» **Task**
Copy out each of the following lines word for word, leaving nothing out and changing nothing.
┄┄┄┄┄┄
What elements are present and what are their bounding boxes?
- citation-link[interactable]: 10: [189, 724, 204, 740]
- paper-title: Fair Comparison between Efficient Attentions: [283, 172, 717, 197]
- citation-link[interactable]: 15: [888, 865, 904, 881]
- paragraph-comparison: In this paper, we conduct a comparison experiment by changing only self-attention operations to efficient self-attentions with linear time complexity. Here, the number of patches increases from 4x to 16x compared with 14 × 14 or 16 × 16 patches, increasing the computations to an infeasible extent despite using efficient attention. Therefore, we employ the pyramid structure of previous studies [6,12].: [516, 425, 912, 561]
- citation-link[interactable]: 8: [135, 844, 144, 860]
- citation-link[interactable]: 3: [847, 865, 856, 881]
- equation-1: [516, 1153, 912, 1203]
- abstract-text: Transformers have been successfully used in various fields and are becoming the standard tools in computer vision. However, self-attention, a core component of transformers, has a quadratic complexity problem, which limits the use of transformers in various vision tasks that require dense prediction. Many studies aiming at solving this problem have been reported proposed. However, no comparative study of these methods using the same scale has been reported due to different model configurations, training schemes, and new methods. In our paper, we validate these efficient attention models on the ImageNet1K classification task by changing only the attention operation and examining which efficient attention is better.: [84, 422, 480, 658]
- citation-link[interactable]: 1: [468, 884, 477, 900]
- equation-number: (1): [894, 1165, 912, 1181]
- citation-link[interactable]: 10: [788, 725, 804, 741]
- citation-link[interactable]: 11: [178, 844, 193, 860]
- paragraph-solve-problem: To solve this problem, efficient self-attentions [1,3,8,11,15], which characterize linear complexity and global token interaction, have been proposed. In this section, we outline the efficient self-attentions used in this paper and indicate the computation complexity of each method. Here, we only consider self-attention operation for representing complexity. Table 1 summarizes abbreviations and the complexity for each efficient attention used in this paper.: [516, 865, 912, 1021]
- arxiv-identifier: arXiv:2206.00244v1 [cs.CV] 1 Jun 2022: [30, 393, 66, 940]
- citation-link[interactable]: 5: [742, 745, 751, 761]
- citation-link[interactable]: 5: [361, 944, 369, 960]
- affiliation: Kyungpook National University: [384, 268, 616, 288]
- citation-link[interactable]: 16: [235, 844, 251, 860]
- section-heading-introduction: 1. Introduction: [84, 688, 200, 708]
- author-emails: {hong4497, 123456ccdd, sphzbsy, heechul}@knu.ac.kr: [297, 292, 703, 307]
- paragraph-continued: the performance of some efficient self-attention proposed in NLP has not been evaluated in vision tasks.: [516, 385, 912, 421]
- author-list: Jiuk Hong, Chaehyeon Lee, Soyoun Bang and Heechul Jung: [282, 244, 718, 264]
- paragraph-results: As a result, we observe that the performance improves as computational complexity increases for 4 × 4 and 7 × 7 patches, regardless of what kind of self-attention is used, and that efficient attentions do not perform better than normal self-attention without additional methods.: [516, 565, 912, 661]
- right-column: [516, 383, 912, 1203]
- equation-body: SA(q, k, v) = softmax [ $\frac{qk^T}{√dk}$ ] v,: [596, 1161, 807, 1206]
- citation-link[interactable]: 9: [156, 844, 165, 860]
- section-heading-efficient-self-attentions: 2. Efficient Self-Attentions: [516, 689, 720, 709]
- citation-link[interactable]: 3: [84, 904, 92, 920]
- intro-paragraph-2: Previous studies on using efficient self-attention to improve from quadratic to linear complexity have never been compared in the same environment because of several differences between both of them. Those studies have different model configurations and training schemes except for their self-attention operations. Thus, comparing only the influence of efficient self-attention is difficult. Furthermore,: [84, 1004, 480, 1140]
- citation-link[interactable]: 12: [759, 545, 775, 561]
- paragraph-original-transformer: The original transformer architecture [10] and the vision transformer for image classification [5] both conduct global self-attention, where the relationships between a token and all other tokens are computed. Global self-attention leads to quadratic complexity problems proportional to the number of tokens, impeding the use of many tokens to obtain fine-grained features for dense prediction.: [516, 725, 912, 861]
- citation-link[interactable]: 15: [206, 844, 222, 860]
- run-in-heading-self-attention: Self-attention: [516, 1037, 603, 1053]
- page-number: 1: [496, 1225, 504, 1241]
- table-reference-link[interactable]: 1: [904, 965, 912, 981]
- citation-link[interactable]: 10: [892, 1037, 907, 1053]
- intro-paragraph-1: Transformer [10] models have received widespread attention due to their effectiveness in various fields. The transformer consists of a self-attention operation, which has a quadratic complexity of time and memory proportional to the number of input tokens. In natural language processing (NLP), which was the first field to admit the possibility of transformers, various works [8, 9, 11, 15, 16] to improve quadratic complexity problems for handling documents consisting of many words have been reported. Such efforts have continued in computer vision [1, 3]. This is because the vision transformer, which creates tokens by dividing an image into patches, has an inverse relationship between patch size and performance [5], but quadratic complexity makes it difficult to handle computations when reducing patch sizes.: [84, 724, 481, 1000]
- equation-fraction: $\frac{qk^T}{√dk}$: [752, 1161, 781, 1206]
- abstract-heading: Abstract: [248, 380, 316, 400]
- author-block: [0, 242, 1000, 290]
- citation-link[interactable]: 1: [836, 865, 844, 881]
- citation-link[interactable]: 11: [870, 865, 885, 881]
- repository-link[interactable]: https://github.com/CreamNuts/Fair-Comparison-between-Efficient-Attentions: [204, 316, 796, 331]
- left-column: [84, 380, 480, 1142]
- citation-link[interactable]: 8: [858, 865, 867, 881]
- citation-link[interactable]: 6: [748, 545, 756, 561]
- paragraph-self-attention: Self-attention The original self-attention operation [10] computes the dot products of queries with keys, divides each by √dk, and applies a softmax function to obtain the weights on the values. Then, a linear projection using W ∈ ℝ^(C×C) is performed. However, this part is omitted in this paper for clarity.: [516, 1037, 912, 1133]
┄┄┄┄┄┄
» **Answer to this problem**
What elements are present and what are their bounding boxes?
- citation-link[interactable]: 10: [189, 724, 204, 740]
- paper-title: Fair Comparison between Efficient Attentions: [283, 172, 717, 197]
- citation-link[interactable]: 15: [888, 865, 904, 881]
- paragraph-comparison: In this paper, we conduct a comparison experiment by changing only self-attention operations to efficient self-attentions with linear time complexity. Here, the number of patches increases from 4x to 16x compared with 14 × 14 or 16 × 16 patches, increasing the computations to an infeasible extent despite using efficient attention. Therefore, we employ the pyramid structure of previous studies [6,12].: [516, 425, 912, 561]
- citation-link[interactable]: 8: [135, 844, 144, 860]
- citation-link[interactable]: 3: [847, 865, 856, 881]
- equation-1: [516, 1153, 912, 1203]
- abstract-text: Transformers have been successfully used in various fields and are becoming the standard tools in computer vision. However, self-attention, a core component of transformers, has a quadratic complexity problem, which limits the use of transformers in various vision tasks that require dense prediction. Many studies aiming at solving this problem have been reported proposed. However, no comparative study of these methods using the same scale has been reported due to different model configurations, training schemes, and new methods. In our paper, we validate these efficient attention models on the ImageNet1K classification task by changing only the attention operation and examining which efficient attention is better.: [84, 422, 480, 658]
- citation-link[interactable]: 1: [468, 884, 477, 900]
- equation-number: (1): [894, 1165, 912, 1181]
- citation-link[interactable]: 10: [788, 725, 804, 741]
- citation-link[interactable]: 11: [178, 844, 193, 860]
- paragraph-solve-problem: To solve this problem, efficient self-attentions [1,3,8,11,15], which characterize linear complexity and global token interaction, have been proposed. In this section, we outline the efficient self-attentions used in this paper and indicate the computation complexity of each method. Here, we only consider self-attention operation for representing complexity. Table 1 summarizes abbreviations and the complexity for each efficient attention used in this paper.: [516, 865, 912, 1021]
- arxiv-identifier: arXiv:2206.00244v1 [cs.CV] 1 Jun 2022: [30, 393, 66, 940]
- citation-link[interactable]: 5: [742, 745, 751, 761]
- citation-link[interactable]: 5: [361, 944, 369, 960]
- affiliation: Kyungpook National University: [384, 268, 616, 288]
- citation-link[interactable]: 16: [235, 844, 251, 860]
- section-heading-introduction: 1. Introduction: [84, 688, 200, 708]
- author-emails: {hong4497, 123456ccdd, sphzbsy, heechul}@knu.ac.kr: [297, 292, 703, 307]
- paragraph-continued: the performance of some efficient self-attention proposed in NLP has not been evaluated in vision tasks.: [516, 385, 912, 421]
- author-list: Jiuk Hong, Chaehyeon Lee, Soyoun Bang and Heechul Jung: [282, 244, 718, 264]
- paragraph-results: As a result, we observe that the performance improves as computational complexity increases for 4 × 4 and 7 × 7 patches, regardless of what kind of self-attention is used, and that efficient attentions do not perform better than normal self-attention without additional methods.: [516, 565, 912, 661]
- right-column: [516, 383, 912, 1203]
- equation-body: SA(q, k, v) = softmax [ $\frac{qk^T}{√dk}$ ] v,: [596, 1161, 807, 1206]
- citation-link[interactable]: 9: [156, 844, 165, 860]
- section-heading-efficient-self-attentions: 2. Efficient Self-Attentions: [516, 689, 720, 709]
- citation-link[interactable]: 3: [84, 904, 92, 920]
- intro-paragraph-2: Previous studies on using efficient self-attention to improve from quadratic to linear complexity have never been compared in the same environment because of several differences between both of them. Those studies have different model configurations and training schemes except for their self-attention operations. Thus, comparing only the influence of efficient self-attention is difficult. Furthermore,: [84, 1004, 480, 1140]
- citation-link[interactable]: 12: [759, 545, 775, 561]
- paragraph-original-transformer: The original transformer architecture [10] and the vision transformer for image classification [5] both conduct global self-attention, where the relationships between a token and all other tokens are computed. Global self-attention leads to quadratic complexity problems proportional to the number of tokens, impeding the use of many tokens to obtain fine-grained features for dense prediction.: [516, 725, 912, 861]
- citation-link[interactable]: 15: [206, 844, 222, 860]
- run-in-heading-self-attention: Self-attention: [516, 1037, 603, 1053]
- page-number: 1: [496, 1225, 504, 1241]
- table-reference-link[interactable]: 1: [904, 965, 912, 981]
- citation-link[interactable]: 10: [892, 1037, 907, 1053]
- intro-paragraph-1: Transformer [10] models have received widespread attention due to their effectiveness in various fields. The transformer consists of a self-attention operation, which has a quadratic complexity of time and memory proportional to the number of input tokens. In natural language processing (NLP), which was the first field to admit the possibility of transformers, various works [8, 9, 11, 15, 16] to improve quadratic complexity problems for handling documents consisting of many words have been reported. Such efforts have continued in computer vision [1, 3]. This is because the vision transformer, which creates tokens by dividing an image into patches, has an inverse relationship between patch size and performance [5], but quadratic complexity makes it difficult to handle computations when reducing patch sizes.: [84, 724, 481, 1000]
- equation-fraction: $\frac{qk^T}{√dk}$: [752, 1161, 781, 1206]
- abstract-heading: Abstract: [248, 380, 316, 400]
- author-block: [0, 242, 1000, 290]
- citation-link[interactable]: 1: [836, 865, 844, 881]
- citation-link[interactable]: 11: [870, 865, 885, 881]
- repository-link[interactable]: https://github.com/CreamNuts/Fair-Comparison-between-Efficient-Attentions: [204, 316, 796, 331]
- left-column: [84, 380, 480, 1142]
- citation-link[interactable]: 8: [858, 865, 867, 881]
- citation-link[interactable]: 6: [748, 545, 756, 561]
- paragraph-self-attention: Self-attention The original self-attention operation [10] computes the dot products of queries with keys, divides each by √dk, and applies a softmax function to obtain the weights on the values. Then, a linear projection using W ∈ ℝ^(C×C) is performed. However, this part is omitted in this paper for clarity.: [516, 1037, 912, 1133]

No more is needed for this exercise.